Data listing:
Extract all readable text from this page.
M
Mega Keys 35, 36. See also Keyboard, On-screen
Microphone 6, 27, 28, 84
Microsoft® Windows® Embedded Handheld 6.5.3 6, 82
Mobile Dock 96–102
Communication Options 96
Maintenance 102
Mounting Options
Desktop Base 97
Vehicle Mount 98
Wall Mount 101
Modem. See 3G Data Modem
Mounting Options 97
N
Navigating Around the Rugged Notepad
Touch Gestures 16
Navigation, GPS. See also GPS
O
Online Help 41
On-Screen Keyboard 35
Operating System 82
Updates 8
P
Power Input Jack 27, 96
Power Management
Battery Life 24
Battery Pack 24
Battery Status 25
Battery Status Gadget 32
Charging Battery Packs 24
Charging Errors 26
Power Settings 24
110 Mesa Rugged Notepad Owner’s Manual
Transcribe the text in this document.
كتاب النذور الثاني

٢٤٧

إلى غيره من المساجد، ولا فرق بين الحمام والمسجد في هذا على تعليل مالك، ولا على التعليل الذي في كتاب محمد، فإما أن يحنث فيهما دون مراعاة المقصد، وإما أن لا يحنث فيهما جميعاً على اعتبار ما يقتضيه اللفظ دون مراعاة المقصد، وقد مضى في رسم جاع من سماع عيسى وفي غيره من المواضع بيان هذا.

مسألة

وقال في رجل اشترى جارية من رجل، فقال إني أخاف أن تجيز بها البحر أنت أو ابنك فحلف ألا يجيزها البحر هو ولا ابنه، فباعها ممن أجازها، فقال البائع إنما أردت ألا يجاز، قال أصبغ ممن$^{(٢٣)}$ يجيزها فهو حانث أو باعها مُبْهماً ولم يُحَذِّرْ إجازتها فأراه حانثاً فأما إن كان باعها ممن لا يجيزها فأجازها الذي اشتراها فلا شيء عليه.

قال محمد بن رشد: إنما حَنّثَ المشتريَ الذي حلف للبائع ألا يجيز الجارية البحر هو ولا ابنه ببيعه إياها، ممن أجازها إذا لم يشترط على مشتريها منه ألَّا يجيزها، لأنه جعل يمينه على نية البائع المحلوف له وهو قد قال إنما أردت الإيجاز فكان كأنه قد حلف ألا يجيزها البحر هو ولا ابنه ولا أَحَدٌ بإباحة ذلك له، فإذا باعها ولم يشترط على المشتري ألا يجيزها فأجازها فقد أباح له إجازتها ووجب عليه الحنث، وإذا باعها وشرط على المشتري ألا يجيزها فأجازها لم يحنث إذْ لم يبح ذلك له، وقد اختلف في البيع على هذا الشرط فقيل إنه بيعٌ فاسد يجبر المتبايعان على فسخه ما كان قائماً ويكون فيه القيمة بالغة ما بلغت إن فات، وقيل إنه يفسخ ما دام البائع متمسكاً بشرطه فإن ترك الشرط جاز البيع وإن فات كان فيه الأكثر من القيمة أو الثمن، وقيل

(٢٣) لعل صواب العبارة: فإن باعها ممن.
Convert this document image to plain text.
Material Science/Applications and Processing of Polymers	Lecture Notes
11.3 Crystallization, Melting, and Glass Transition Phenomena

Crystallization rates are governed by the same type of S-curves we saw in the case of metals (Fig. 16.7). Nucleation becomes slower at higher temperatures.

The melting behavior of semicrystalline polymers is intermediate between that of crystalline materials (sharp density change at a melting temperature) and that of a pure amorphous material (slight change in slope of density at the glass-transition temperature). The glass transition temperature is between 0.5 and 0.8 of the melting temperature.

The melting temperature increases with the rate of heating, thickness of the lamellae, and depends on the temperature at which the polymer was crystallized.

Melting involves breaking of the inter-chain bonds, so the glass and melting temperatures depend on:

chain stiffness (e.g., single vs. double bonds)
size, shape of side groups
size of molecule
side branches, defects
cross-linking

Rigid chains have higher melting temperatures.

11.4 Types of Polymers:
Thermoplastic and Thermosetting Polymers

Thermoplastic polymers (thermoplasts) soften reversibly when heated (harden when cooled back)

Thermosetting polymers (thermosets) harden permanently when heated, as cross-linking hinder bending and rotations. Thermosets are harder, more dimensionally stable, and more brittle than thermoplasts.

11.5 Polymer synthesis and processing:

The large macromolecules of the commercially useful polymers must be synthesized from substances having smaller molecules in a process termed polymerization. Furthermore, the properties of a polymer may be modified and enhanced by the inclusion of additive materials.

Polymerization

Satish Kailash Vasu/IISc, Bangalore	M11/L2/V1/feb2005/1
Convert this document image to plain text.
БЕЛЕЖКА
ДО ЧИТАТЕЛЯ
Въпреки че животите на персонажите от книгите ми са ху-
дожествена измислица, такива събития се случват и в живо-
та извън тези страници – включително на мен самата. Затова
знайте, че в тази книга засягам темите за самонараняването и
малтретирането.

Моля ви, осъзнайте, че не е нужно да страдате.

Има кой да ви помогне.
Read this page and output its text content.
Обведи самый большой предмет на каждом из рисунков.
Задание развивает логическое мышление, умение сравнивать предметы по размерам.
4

*Aim of the task*. Tally the lines of the data that hold the string "thermoplasts". Answer with the number and nothing more.

*Exercise answer*. 2